La iglesia que ha ido cambiando con los siglos
La torre de Santa María de la Oliva se ve desde casi cualquier punto del casco urbano. Los azulejos claros de la parte alta reflejan la luz cuando el sol está bajo y sirven un poco de referencia para orientarse por las calles del centro.
El edificio actual se levantó sobre construcciones anteriores y, como ocurre en muchos pueblos del Aljarafe, ha ido cambiando con el tiempo. Se suele mencionar el terremoto de Lisboa de 1755 como uno de los momentos en que el templo necesitó reparaciones importantes. Dentro quedan elementos de distintas épocas: retablos, pinturas y piezas que han ido llegando o restaurándose con los siglos.
En el suelo de la iglesia hay también piedras reutilizadas de etapas anteriores. Algunas llaman la atención porque tienen inscripciones muy antiguas, desgastadas por los pasos de generaciones enteras. No siempre está claro de dónde proceden exactamente, pero recuerdan que el lugar lleva ocupado mucho más tiempo que el edificio actual.
Barro, loza y memoria de talleres
En Salteras se recuerda todavía la relación con la cerámica y la loza que se producía en la zona de Sevilla. En un pequeño espacio expositivo municipal se muestran piezas relacionadas con esa tradición: platos, jarras, lebrillos y azulejos que dejan ver el grosor irregular del trabajo hecho a mano.

Datos de partida –
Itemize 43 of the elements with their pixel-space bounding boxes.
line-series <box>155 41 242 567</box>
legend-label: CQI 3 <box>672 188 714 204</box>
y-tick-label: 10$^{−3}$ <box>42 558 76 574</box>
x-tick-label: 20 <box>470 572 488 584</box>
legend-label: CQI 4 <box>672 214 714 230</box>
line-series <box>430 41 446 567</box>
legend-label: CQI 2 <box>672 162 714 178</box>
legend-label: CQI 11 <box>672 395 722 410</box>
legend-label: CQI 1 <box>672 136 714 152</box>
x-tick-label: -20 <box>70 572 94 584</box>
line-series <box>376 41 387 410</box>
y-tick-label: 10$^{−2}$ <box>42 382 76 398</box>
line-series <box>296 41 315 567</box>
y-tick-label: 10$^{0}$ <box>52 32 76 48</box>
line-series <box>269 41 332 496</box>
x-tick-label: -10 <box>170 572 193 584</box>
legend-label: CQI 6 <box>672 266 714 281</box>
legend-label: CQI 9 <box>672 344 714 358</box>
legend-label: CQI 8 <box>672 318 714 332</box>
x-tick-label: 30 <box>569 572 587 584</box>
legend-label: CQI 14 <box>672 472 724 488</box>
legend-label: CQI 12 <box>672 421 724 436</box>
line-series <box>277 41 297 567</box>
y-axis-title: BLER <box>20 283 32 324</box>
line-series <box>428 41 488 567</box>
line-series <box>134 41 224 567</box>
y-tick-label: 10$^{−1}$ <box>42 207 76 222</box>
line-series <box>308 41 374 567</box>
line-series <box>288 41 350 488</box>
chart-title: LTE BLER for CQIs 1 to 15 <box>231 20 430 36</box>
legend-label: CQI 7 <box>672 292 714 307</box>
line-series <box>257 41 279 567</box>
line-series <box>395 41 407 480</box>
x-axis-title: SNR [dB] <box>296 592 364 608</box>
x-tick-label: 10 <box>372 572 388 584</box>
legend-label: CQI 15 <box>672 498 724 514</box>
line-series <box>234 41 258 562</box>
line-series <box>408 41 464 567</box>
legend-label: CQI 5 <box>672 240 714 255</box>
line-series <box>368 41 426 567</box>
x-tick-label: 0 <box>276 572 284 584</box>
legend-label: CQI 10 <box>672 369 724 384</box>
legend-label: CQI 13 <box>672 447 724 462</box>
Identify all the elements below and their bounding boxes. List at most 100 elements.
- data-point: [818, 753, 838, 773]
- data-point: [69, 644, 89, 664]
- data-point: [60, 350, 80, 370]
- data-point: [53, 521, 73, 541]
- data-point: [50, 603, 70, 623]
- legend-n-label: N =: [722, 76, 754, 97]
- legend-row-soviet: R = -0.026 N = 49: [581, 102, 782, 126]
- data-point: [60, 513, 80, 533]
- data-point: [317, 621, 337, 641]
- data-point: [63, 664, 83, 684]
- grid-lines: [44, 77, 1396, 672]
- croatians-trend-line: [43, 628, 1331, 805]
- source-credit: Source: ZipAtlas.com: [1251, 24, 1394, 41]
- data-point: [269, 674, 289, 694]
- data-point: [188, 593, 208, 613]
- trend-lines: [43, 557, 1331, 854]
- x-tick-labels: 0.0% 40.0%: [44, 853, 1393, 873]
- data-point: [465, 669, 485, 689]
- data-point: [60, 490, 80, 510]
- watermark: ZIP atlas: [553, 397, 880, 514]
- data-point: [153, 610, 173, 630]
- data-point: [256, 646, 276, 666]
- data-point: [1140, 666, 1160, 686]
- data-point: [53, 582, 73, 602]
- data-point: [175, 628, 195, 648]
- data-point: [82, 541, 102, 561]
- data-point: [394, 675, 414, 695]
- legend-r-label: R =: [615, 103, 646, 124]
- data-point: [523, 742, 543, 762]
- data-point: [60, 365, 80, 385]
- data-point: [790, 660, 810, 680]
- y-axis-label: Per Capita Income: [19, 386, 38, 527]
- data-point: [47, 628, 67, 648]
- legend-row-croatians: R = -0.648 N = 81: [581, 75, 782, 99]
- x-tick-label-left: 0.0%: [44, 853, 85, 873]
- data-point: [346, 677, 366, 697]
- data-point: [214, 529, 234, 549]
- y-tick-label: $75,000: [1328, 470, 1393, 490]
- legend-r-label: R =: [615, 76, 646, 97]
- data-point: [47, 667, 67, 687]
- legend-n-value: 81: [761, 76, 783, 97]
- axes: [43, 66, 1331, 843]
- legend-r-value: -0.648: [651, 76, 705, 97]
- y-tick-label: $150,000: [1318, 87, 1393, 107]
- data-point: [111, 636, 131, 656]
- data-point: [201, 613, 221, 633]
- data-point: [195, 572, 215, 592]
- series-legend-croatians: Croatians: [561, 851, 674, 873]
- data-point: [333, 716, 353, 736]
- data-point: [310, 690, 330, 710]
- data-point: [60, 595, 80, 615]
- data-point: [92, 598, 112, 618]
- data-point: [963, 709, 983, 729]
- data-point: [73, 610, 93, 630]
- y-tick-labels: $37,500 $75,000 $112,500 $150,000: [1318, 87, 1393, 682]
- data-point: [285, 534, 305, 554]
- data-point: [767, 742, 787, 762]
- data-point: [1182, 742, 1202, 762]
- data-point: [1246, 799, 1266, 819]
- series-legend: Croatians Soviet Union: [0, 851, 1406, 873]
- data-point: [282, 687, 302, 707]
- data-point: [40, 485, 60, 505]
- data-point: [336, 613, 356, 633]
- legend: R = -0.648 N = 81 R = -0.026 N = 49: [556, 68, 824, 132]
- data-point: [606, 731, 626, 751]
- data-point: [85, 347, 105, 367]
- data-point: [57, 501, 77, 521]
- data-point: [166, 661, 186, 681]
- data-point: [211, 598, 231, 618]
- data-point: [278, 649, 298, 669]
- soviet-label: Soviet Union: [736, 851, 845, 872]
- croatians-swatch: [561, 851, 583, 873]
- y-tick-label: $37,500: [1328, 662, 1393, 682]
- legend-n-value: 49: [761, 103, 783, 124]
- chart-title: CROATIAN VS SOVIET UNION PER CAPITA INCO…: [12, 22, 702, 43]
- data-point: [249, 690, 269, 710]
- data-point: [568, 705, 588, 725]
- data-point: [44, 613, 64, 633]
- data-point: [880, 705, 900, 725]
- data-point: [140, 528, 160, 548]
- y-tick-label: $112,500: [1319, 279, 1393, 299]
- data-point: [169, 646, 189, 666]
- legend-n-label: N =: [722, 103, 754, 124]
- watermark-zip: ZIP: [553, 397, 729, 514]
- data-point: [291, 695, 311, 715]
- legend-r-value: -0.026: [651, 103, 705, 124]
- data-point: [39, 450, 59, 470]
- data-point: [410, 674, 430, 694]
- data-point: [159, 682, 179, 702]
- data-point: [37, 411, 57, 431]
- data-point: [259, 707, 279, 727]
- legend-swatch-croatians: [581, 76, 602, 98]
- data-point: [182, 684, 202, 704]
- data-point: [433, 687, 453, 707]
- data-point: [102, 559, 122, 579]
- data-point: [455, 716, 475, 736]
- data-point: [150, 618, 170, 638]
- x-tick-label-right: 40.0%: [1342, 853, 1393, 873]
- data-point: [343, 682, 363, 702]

Qué hacer –
A – Responde a estas preguntas según el fragmento, marcando cada respuesta igual que su pregunta:
(i) ¿Qué parte de la torre refleja la luz cuando el sol está bajo?
(ii) ¿Qué terremoto se menciona como uno de los momentos en que el templo necesitó reparaciones importantes?
(iii) ¿Qué piezas se muestran en el pequeño espacio expositivo municipal?
B – Prolonga el fragmento sobre Salteras a partir de su última frase.

Respuestas –
A –
(i) Los azulejos claros de la parte alta.
(ii) El terremoto de Lisboa de 1755.
(iii) Platos, jarras, lebrillos y azulejos.

B –
No es un museo grande ni especialmente moderno. A veces se proyectan vídeos antiguos donde aparecen operarios trabajando en el torno o aplicando esmalte con pincel. Las imágenes tienen ese color apagado de las grabaciones de hace décadas: taburetes bajos, delantales manchados, manos moviéndose con rapidez sobre el barro.
Conviene comprobar antes si está abierto, porque los horarios suelen ser limitados y no siempre coinciden con los fines de semana.
Cuando suenan las bandas
En un pueblo de algo más de cinco mil habitantes sorprende que haya dos bandas de música con tanta actividad. En Salteras es algo muy arraigado. Durante los ensayos, normalmente por la tarde entre semana, el sonido de los metales y la percusión se escapa por las ventanas de los locales donde practican.
Si pasas cerca, lo que llega a la calle son fragmentos: un pasodoble que se corta a mitad, un redoble que se repite varias veces, trompetas calentando antes de empezar. No es un concierto, es trabajo. Jóvenes y veteranos sentados en filas, repitiendo compases hasta que todo encaja.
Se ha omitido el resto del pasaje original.